| STATED EXERCISE |
The exercise asks for every line of the data to be reproduced exactly.

| SUPPLIED RECORDS |
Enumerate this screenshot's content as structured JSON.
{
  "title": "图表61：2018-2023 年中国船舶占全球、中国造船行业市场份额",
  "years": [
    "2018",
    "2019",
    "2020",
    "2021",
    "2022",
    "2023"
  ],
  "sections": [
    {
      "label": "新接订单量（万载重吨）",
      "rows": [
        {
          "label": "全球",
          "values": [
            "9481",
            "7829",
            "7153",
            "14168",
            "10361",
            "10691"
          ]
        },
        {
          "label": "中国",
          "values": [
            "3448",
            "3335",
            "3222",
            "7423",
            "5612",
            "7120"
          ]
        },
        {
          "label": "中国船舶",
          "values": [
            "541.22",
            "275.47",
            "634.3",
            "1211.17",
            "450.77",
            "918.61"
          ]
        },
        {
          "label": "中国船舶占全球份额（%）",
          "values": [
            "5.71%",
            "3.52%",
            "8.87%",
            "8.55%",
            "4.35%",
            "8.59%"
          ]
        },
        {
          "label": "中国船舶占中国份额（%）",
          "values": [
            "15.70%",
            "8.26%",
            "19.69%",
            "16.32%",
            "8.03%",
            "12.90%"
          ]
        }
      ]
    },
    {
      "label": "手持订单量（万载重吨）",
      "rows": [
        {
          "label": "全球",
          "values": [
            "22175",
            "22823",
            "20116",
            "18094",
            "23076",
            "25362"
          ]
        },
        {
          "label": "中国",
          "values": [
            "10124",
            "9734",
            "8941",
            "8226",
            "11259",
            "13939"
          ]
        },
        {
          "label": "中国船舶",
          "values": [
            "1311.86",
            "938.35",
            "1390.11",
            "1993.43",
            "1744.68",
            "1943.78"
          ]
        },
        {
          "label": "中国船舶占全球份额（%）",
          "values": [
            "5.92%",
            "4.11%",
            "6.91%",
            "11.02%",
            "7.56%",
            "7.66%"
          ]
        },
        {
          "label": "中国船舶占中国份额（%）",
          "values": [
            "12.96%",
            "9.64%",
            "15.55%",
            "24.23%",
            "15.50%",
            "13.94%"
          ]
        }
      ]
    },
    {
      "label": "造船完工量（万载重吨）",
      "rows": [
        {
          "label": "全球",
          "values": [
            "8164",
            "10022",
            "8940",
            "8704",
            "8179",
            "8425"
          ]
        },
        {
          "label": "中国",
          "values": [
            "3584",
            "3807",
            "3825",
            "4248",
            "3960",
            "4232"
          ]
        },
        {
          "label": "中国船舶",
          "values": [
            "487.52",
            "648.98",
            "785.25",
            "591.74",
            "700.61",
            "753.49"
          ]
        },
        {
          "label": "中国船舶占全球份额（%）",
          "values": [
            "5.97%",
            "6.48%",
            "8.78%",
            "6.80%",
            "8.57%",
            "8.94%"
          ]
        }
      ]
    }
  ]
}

| EXERCISE SOLUTION |
Enumerate this screenshot's content as structured JSON.
{
  "title": "图表61：2018-2023 年中国船舶占全球、中国造船行业市场份额",
  "years": [
    "2018",
    "2019",
    "2020",
    "2021",
    "2022",
    "2023"
  ],
  "sections": [
    {
      "label": "新接订单量（万载重吨）",
      "rows": [
        {
          "label": "全球",
          "values": [
            "9481",
            "7829",
            "7153",
            "14168",
            "10361",
            "10691"
          ]
        },
        {
          "label": "中国",
          "values": [
            "3448",
            "3335",
            "3222",
            "7423",
            "5612",
            "7120"
          ]
        },
        {
          "label": "中国船舶",
          "values": [
            "541.22",
            "275.47",
            "634.3",
            "1211.17",
            "450.77",
            "918.61"
          ]
        },
        {
          "label": "中国船舶占全球份额（%）",
          "values": [
            "5.71%",
            "3.52%",
            "8.87%",
            "8.55%",
            "4.35%",
            "8.59%"
          ]
        },
        {
          "label": "中国船舶占中国份额（%）",
          "values": [
            "15.70%",
            "8.26%",
            "19.69%",
            "16.32%",
            "8.03%",
            "12.90%"
          ]
        }
      ]
    },
    {
      "label": "手持订单量（万载重吨）",
      "rows": [
        {
          "label": "全球",
          "values": [
            "22175",
            "22823",
            "20116",
            "18094",
            "23076",
            "25362"
          ]
        },
        {
          "label": "中国",
          "values": [
            "10124",
            "9734",
            "8941",
            "8226",
            "11259",
            "13939"
          ]
        },
        {
          "label": "中国船舶",
          "values": [
            "1311.86",
            "938.35",
            "1390.11",
            "1993.43",
            "1744.68",
            "1943.78"
          ]
        },
        {
          "label": "中国船舶占全球份额（%）",
          "values": [
            "5.92%",
            "4.11%",
            "6.91%",
            "11.02%",
            "7.56%",
            "7.66%"
          ]
        },
        {
          "label": "中国船舶占中国份额（%）",
          "values": [
            "12.96%",
            "9.64%",
            "15.55%",
            "24.23%",
            "15.50%",
            "13.94%"
          ]
        }
      ]
    },
    {
      "label": "造船完工量（万载重吨）",
      "rows": [
        {
          "label": "全球",
          "values": [
            "8164",
            "10022",
            "8940",
            "8704",
            "8179",
            "8425"
          ]
        },
        {
          "label": "中国",
          "values": [
            "3584",
            "3807",
            "3825",
            "4248",
            "3960",
            "4232"
          ]
        },
        {
          "label": "中国船舶",
          "values": [
            "487.52",
            "648.98",
            "785.25",
            "591.74",
            "700.61",
            "753.49"
          ]
        },
        {
          "label": "中国船舶占全球份额（%）",
          "values": [
            "5.97%",
            "6.48%",
            "8.78%",
            "6.80%",
            "8.57%",
            "8.94%"
          ]
        }
      ]
    }
  ]
}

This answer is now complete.